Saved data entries
<<<<
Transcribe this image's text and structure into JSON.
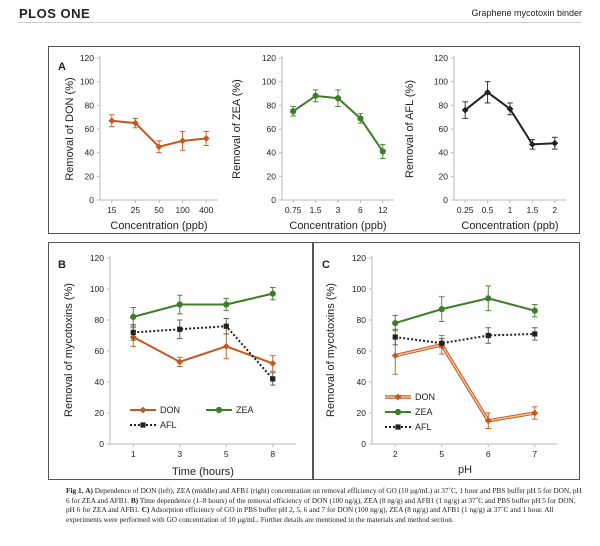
{
  "header": {
    "journal": "PLOS ONE",
    "running_title": "Graphene mycotoxin binder"
  },
  "colors": {
    "don": "#c6561d",
    "zea": "#3e7d2a",
    "afl": "#222222",
    "afl_line": "#555555",
    "axis": "#b8b8b8",
    "frame": "#555555",
    "don_fill": "#f3c8a5"
  },
  "chart_data": [
    {
      "panel_label": "A",
      "type": "line",
      "ylabel": "Removal of DON (%)",
      "xlabel": "Concentration (ppb)",
      "ylim": [
        0,
        120
      ],
      "yticks": [
        0,
        20,
        40,
        60,
        80,
        100,
        120
      ],
      "categories": [
        "15",
        "25",
        "50",
        "100",
        "400"
      ],
      "series": [
        {
          "name": "DON",
          "values": [
            67,
            65,
            45,
            50,
            52
          ],
          "errors": [
            5,
            4,
            5,
            8,
            6
          ],
          "color_key": "don",
          "marker": "diamond",
          "style": "solid"
        }
      ]
    },
    {
      "panel_label": "",
      "type": "line",
      "ylabel": "Removal of ZEA (%)",
      "xlabel": "Concentration (ppb)",
      "ylim": [
        0,
        120
      ],
      "yticks": [
        0,
        20,
        40,
        60,
        80,
        100,
        120
      ],
      "categories": [
        "0.75",
        "1.5",
        "3",
        "6",
        "12"
      ],
      "series": [
        {
          "name": "ZEA",
          "values": [
            75,
            88,
            86,
            69,
            41
          ],
          "errors": [
            4,
            5,
            7,
            4,
            6
          ],
          "color_key": "zea",
          "marker": "circle",
          "style": "solid"
        }
      ]
    },
    {
      "panel_label": "",
      "type": "line",
      "ylabel": "Removal of AFL (%)",
      "xlabel": "Concentration (ppb)",
      "ylim": [
        0,
        120
      ],
      "yticks": [
        0,
        20,
        40,
        60,
        80,
        100,
        120
      ],
      "categories": [
        "0.25",
        "0.5",
        "1",
        "1.5",
        "2"
      ],
      "series": [
        {
          "name": "AFL",
          "values": [
            76,
            91,
            77,
            47,
            48
          ],
          "errors": [
            7,
            9,
            5,
            4,
            5
          ],
          "color_key": "afl",
          "marker": "diamond",
          "style": "solid"
        }
      ]
    },
    {
      "panel_label": "B",
      "type": "line",
      "ylabel": "Removal of mycotoxins (%)",
      "xlabel": "Time (hours)",
      "ylim": [
        0,
        120
      ],
      "yticks": [
        0,
        20,
        40,
        60,
        80,
        100,
        120
      ],
      "categories": [
        "1",
        "3",
        "5",
        "8"
      ],
      "series": [
        {
          "name": "DON",
          "values": [
            69,
            53,
            63,
            52
          ],
          "errors": [
            6,
            3,
            8,
            5
          ],
          "color_key": "don",
          "marker": "diamond",
          "style": "solid"
        },
        {
          "name": "ZEA",
          "values": [
            82,
            90,
            90,
            97
          ],
          "errors": [
            6,
            6,
            4,
            4
          ],
          "color_key": "zea",
          "marker": "circle",
          "style": "solid"
        },
        {
          "name": "AFL",
          "values": [
            72,
            74,
            76,
            42
          ],
          "errors": [
            5,
            6,
            5,
            4
          ],
          "color_key": "afl",
          "marker": "square",
          "style": "dotted"
        }
      ],
      "legend": [
        "DON",
        "ZEA",
        "AFL"
      ]
    },
    {
      "panel_label": "C",
      "type": "line",
      "ylabel": "Removal of mycotoxins (%)",
      "xlabel": "pH",
      "ylim": [
        0,
        120
      ],
      "yticks": [
        0,
        20,
        40,
        60,
        80,
        100,
        120
      ],
      "categories": [
        "2",
        "5",
        "6",
        "7"
      ],
      "series": [
        {
          "name": "DON",
          "values": [
            57,
            64,
            15,
            20
          ],
          "errors": [
            12,
            6,
            5,
            4
          ],
          "color_key": "don",
          "marker": "diamond",
          "style": "double"
        },
        {
          "name": "ZEA",
          "values": [
            78,
            87,
            94,
            86
          ],
          "errors": [
            5,
            8,
            8,
            4
          ],
          "color_key": "zea",
          "marker": "circle",
          "style": "solid"
        },
        {
          "name": "AFL",
          "values": [
            69,
            65,
            70,
            71
          ],
          "errors": [
            5,
            3,
            5,
            4
          ],
          "color_key": "afl",
          "marker": "square",
          "style": "dotted"
        }
      ],
      "legend": [
        "DON",
        "ZEA",
        "AFL"
      ]
    }
  ],
  "caption": {
    "fig_label": "Fig 1.",
    "a_label": "A)",
    "a_text": "Dependence of DON (left), ZEA (middle) and AFB1 (right) concentration on removal efficiency of GO (10 μg/mL) at 37˚C, 1 hour and PBS buffer pH 5 for DON, pH 6 for ZEA and AFB1.",
    "b_label": "B)",
    "b_text": "Time dependence (1–8 hours) of the removal efficiency of DON (100 ng/g), ZEA (8 ng/g) and AFB1 (1 ng/g) at 37˚C and PBS buffer pH 5 for DON, pH 6 for ZEA and AFB1.",
    "c_label": "C)",
    "c_text": "Adsorption efficiency of GO in PBS buffer pH 2, 5, 6 and 7 for DON (100 ng/g), ZEA (8 ng/g) and AFB1 (1 ng/g) at 37˚C and 1 hour. All experiments were performed with GO concentration of 10 μg/mL. Further details are mentioned in the materials and method section."
  }
}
>>>>
Each line containing the word "buffer" needs to be copied from the data above.

    "a_text": "Dependence of DON (left), ZEA (middle) and AFB1 (right) concentration on removal efficiency of GO (10 μg/mL) at 37˚C, 1 hour and PBS buffer pH 5 for DON, pH 6 for ZEA and AFB1.",
    "b_text": "Time dependence (1–8 hours) of the removal efficiency of DON (100 ng/g), ZEA (8 ng/g) and AFB1 (1 ng/g) at 37˚C and PBS buffer pH 5 for DON, pH 6 for ZEA and AFB1.",
    "c_text": "Adsorption efficiency of GO in PBS buffer pH 2, 5, 6 and 7 for DON (100 ng/g), ZEA (8 ng/g) and AFB1 (1 ng/g) at 37˚C and 1 hour. All experiments were performed with GO concentration of 10 μg/mL. Further details are mentioned in the materials and method section."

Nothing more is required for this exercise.